- [Challenge]:
Copy out each line exactly; pictures stay out of the copy.

- [Exercise input]:
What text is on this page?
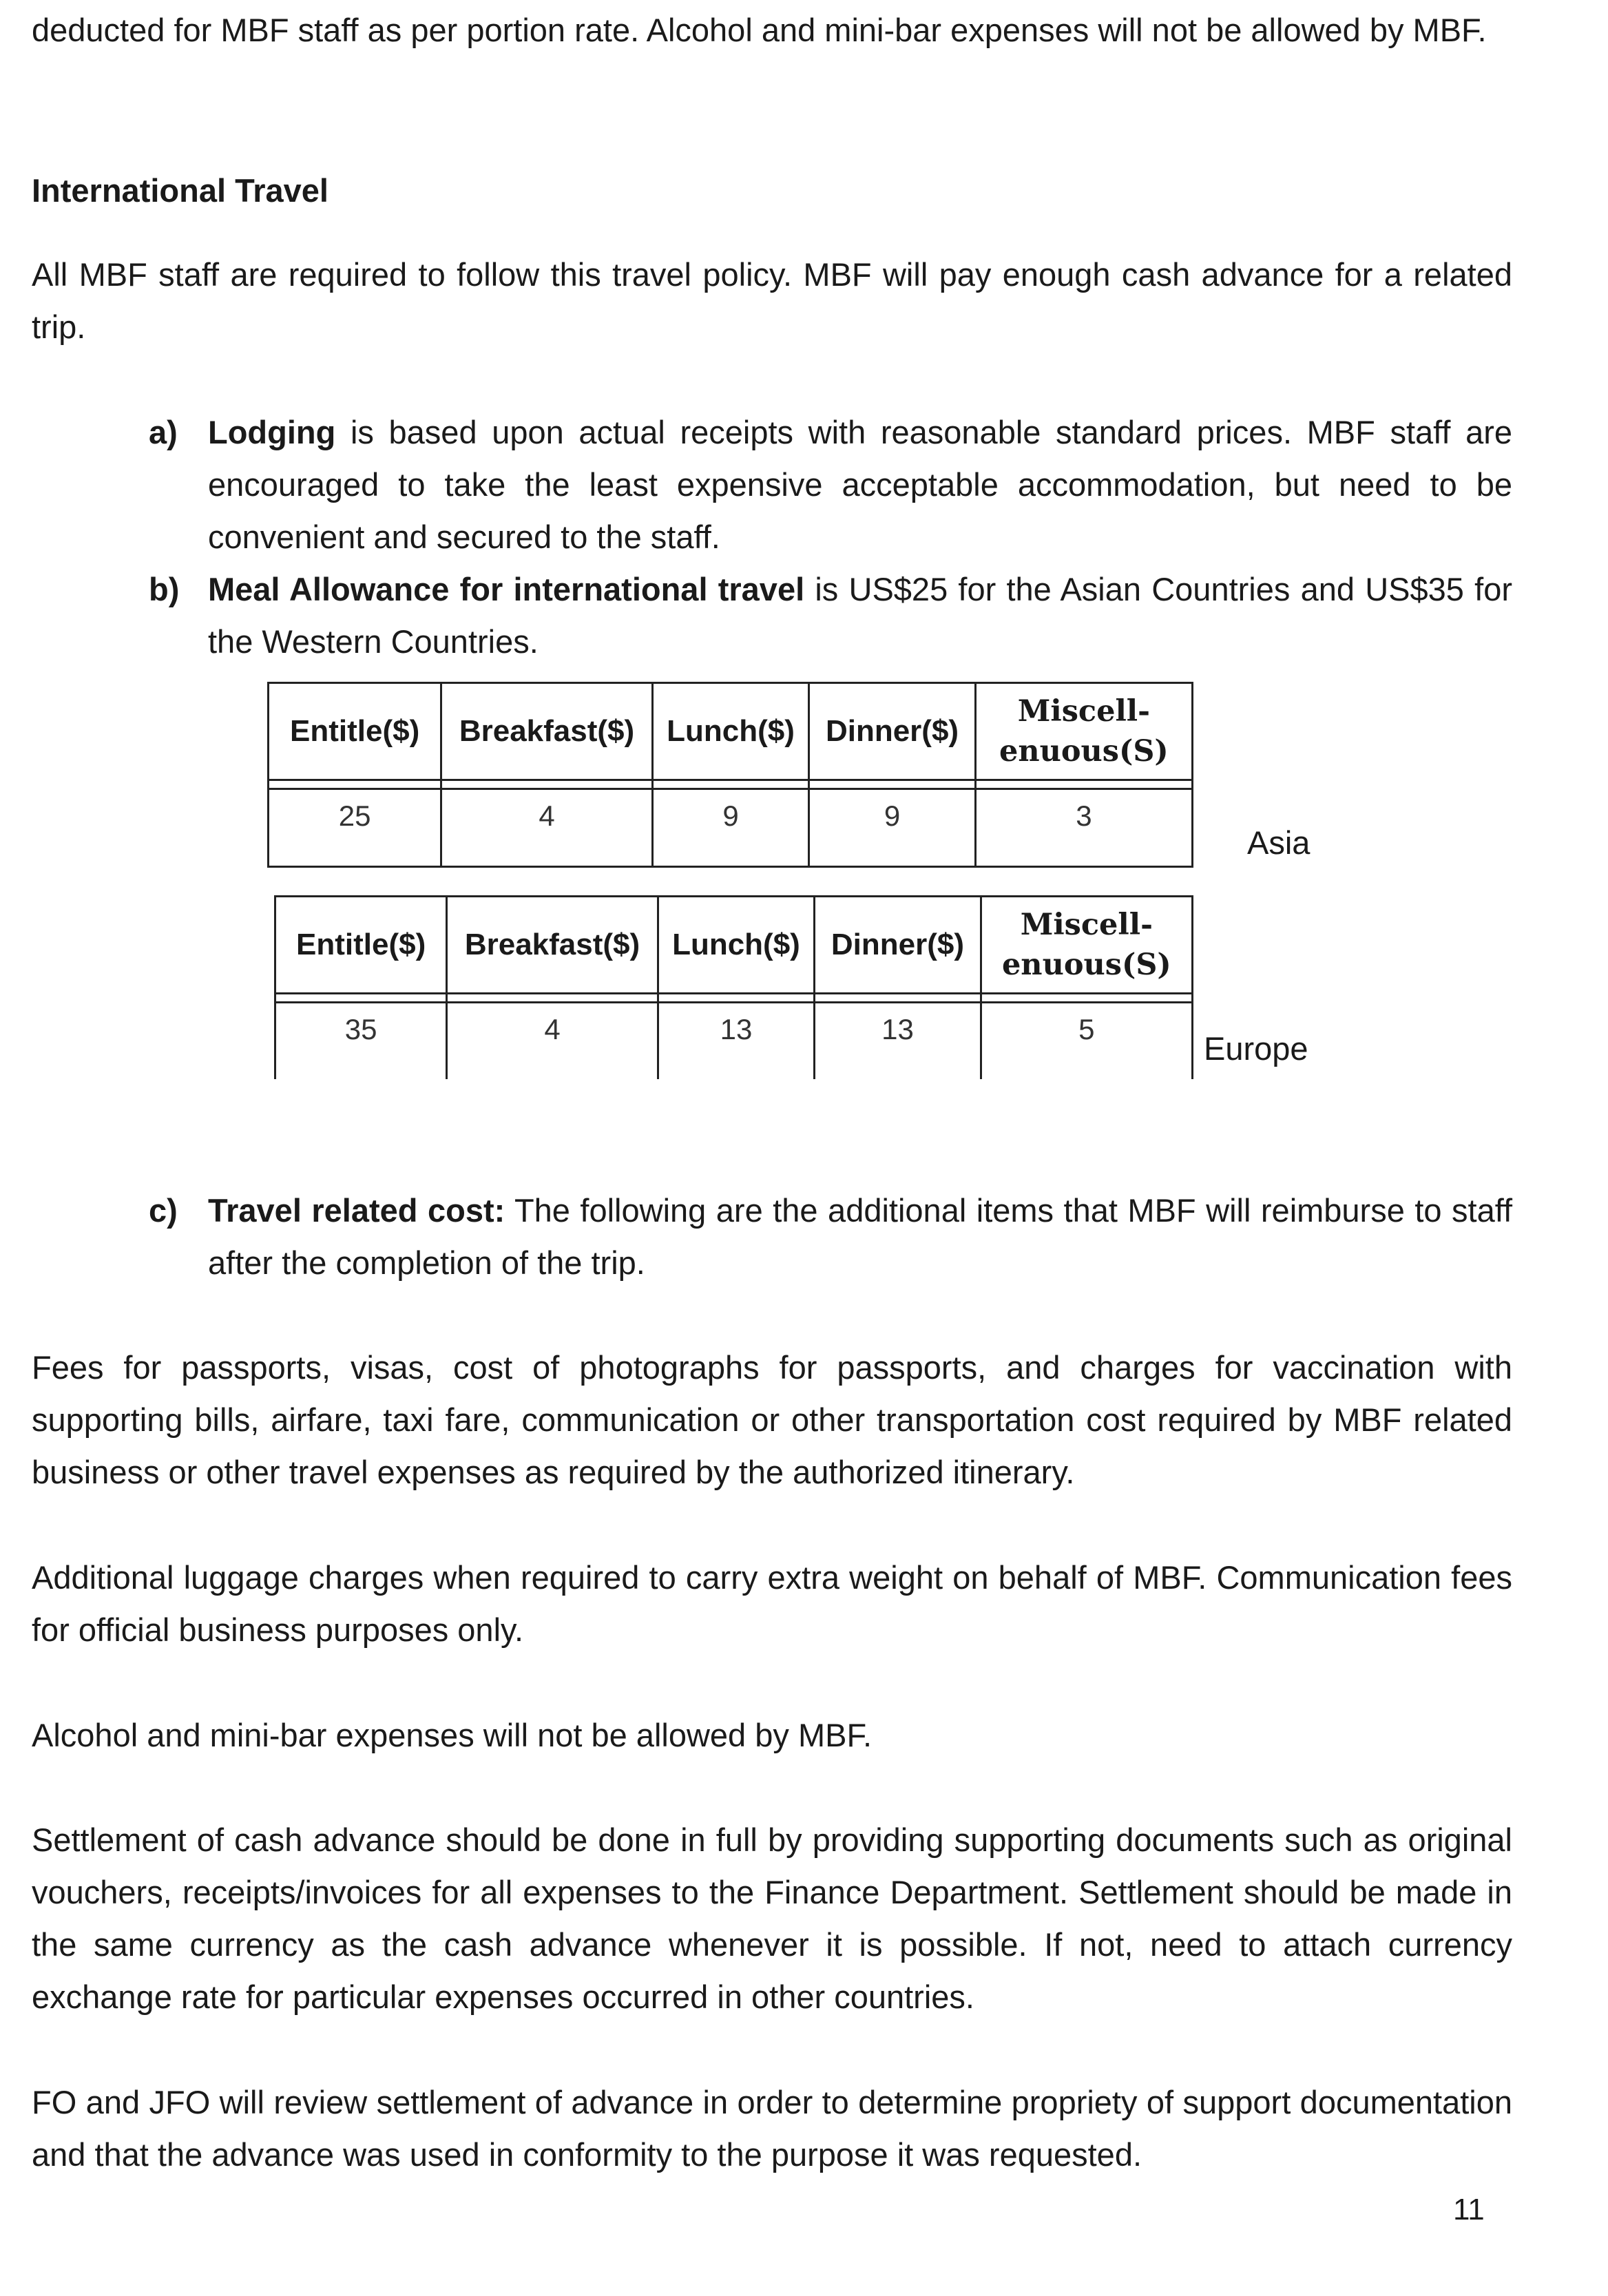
deducted for MBF staff as per portion rate. Alcohol and mini-bar expenses will not be allowed by MBF.

International Travel

All MBF staff are required to follow this travel policy. MBF will pay enough cash advance for a related trip.

a) Lodging is based upon actual receipts with reasonable standard prices. MBF staff are encouraged to take the least expensive acceptable accommodation, but need to be convenient and secured to the staff.
b) Meal Allowance for international travel is US$25 for the Asian Countries and US$35 for the Western Countries.
Entitle($)	Breakfast($)	Lunch($)	Dinner($)	Miscell-
enuous(S)

25	4	9	9	3
Asia
Entitle($)	Breakfast($)	Lunch($)	Dinner($)	Miscell-
enuous(S)

35	4	13	13	5
Europe
c) Travel related cost: The following are the additional items that MBF will reimburse to staff after the completion of the trip.

Fees for passports, visas, cost of photographs for passports, and charges for vaccination with supporting bills, airfare, taxi fare, communication or other transportation cost required by MBF related business or other travel expenses as required by the authorized itinerary.

Additional luggage charges when required to carry extra weight on behalf of MBF. Communication fees for official business purposes only.

Alcohol and mini-bar expenses will not be allowed by MBF.

Settlement of cash advance should be done in full by providing supporting documents such as original vouchers, receipts/invoices for all expenses to the Finance Department. Settlement should be made in the same currency as the cash advance whenever it is possible. If not, need to attach currency exchange rate for particular expenses occurred in other countries.

FO and JFO will review settlement of advance in order to determine propriety of support documentation and that the advance was used in conformity to the purpose it was requested.

11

- [The reply]:
What text is on this page?
deducted for MBF staff as per portion rate. Alcohol and mini-bar expenses will not be allowed by MBF.

International Travel

All MBF staff are required to follow this travel policy. MBF will pay enough cash advance for a related trip.

a) Lodging is based upon actual receipts with reasonable standard prices. MBF staff are encouraged to take the least expensive acceptable accommodation, but need to be convenient and secured to the staff.
b) Meal Allowance for international travel is US$25 for the Asian Countries and US$35 for the Western Countries.
Entitle($)	Breakfast($)	Lunch($)	Dinner($)	Miscell-
enuous(S)

25	4	9	9	3
Asia
Entitle($)	Breakfast($)	Lunch($)	Dinner($)	Miscell-
enuous(S)

35	4	13	13	5
Europe
c) Travel related cost: The following are the additional items that MBF will reimburse to staff after the completion of the trip.

Fees for passports, visas, cost of photographs for passports, and charges for vaccination with supporting bills, airfare, taxi fare, communication or other transportation cost required by MBF related business or other travel expenses as required by the authorized itinerary.

Additional luggage charges when required to carry extra weight on behalf of MBF. Communication fees for official business purposes only.

Alcohol and mini-bar expenses will not be allowed by MBF.

Settlement of cash advance should be done in full by providing supporting documents such as original vouchers, receipts/invoices for all expenses to the Finance Department. Settlement should be made in the same currency as the cash advance whenever it is possible. If not, need to attach currency exchange rate for particular expenses occurred in other countries.

FO and JFO will review settlement of advance in order to determine propriety of support documentation and that the advance was used in conformity to the purpose it was requested.

11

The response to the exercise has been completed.